*Prompt*: Output an exact reproduction of the data.

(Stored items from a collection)
---+---
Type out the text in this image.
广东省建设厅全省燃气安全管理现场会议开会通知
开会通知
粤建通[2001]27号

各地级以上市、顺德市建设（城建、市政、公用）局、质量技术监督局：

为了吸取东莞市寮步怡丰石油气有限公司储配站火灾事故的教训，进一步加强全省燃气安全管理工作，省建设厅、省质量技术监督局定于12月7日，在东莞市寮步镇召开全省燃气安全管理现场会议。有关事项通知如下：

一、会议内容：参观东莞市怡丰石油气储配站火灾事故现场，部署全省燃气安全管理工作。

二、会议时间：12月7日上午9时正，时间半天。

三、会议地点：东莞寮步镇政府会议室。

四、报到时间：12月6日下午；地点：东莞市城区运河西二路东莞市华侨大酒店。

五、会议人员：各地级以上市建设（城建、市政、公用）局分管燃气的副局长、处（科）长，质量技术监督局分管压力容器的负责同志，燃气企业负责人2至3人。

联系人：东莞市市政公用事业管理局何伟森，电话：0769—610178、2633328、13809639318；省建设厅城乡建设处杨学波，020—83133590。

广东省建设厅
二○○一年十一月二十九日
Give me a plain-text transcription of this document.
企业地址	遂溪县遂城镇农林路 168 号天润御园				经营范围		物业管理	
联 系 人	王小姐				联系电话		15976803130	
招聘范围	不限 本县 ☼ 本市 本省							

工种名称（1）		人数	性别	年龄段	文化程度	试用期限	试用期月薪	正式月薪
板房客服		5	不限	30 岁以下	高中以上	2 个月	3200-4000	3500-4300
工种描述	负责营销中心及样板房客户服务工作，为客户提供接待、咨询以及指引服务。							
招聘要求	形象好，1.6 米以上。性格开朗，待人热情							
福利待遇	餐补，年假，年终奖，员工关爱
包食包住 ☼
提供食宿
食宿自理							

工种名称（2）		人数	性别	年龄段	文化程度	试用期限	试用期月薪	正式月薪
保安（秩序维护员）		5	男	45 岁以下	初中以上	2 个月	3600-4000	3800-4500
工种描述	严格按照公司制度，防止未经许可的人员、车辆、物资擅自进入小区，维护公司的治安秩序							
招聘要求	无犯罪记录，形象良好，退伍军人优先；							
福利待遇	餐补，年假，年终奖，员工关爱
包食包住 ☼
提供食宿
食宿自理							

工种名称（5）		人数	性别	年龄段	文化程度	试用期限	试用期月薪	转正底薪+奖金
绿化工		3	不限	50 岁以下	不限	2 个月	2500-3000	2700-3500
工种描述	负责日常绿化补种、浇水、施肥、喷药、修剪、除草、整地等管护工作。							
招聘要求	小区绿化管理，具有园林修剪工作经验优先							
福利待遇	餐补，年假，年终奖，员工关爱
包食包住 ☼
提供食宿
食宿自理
---+---
*Output below*:
Type out the text in this image.
广东省建设厅全省燃气安全管理现场会议开会通知
开会通知
粤建通[2001]27号

各地级以上市、顺德市建设（城建、市政、公用）局、质量技术监督局：

为了吸取东莞市寮步怡丰石油气有限公司储配站火灾事故的教训，进一步加强全省燃气安全管理工作，省建设厅、省质量技术监督局定于12月7日，在东莞市寮步镇召开全省燃气安全管理现场会议。有关事项通知如下：

一、会议内容：参观东莞市怡丰石油气储配站火灾事故现场，部署全省燃气安全管理工作。

二、会议时间：12月7日上午9时正，时间半天。

三、会议地点：东莞寮步镇政府会议室。

四、报到时间：12月6日下午；地点：东莞市城区运河西二路东莞市华侨大酒店。

五、会议人员：各地级以上市建设（城建、市政、公用）局分管燃气的副局长、处（科）长，质量技术监督局分管压力容器的负责同志，燃气企业负责人2至3人。

联系人：东莞市市政公用事业管理局何伟森，电话：0769—610178、2633328、13809639318；省建设厅城乡建设处杨学波，020—83133590。

广东省建设厅
二○○一年十一月二十九日
Give me a plain-text transcription of this document.
企业地址	遂溪县遂城镇农林路 168 号天润御园				经营范围		物业管理	
联 系 人	王小姐				联系电话		15976803130	
招聘范围	不限 本县 ☼ 本市 本省							

工种名称（1）		人数	性别	年龄段	文化程度	试用期限	试用期月薪	正式月薪
板房客服		5	不限	30 岁以下	高中以上	2 个月	3200-4000	3500-4300
工种描述	负责营销中心及样板房客户服务工作，为客户提供接待、咨询以及指引服务。							
招聘要求	形象好，1.6 米以上。性格开朗，待人热情							
福利待遇	餐补，年假，年终奖，员工关爱
包食包住 ☼
提供食宿
食宿自理							

工种名称（2）		人数	性别	年龄段	文化程度	试用期限	试用期月薪	正式月薪
保安（秩序维护员）		5	男	45 岁以下	初中以上	2 个月	3600-4000	3800-4500
工种描述	严格按照公司制度，防止未经许可的人员、车辆、物资擅自进入小区，维护公司的治安秩序							
招聘要求	无犯罪记录，形象良好，退伍军人优先；							
福利待遇	餐补，年假，年终奖，员工关爱
包食包住 ☼
提供食宿
食宿自理							

工种名称（5）		人数	性别	年龄段	文化程度	试用期限	试用期月薪	转正底薪+奖金
绿化工		3	不限	50 岁以下	不限	2 个月	2500-3000	2700-3500
工种描述	负责日常绿化补种、浇水、施肥、喷药、修剪、除草、整地等管护工作。							
招聘要求	小区绿化管理，具有园林修剪工作经验优先							
福利待遇	餐补，年假，年终奖，员工关爱
包食包住 ☼
提供食宿
食宿自理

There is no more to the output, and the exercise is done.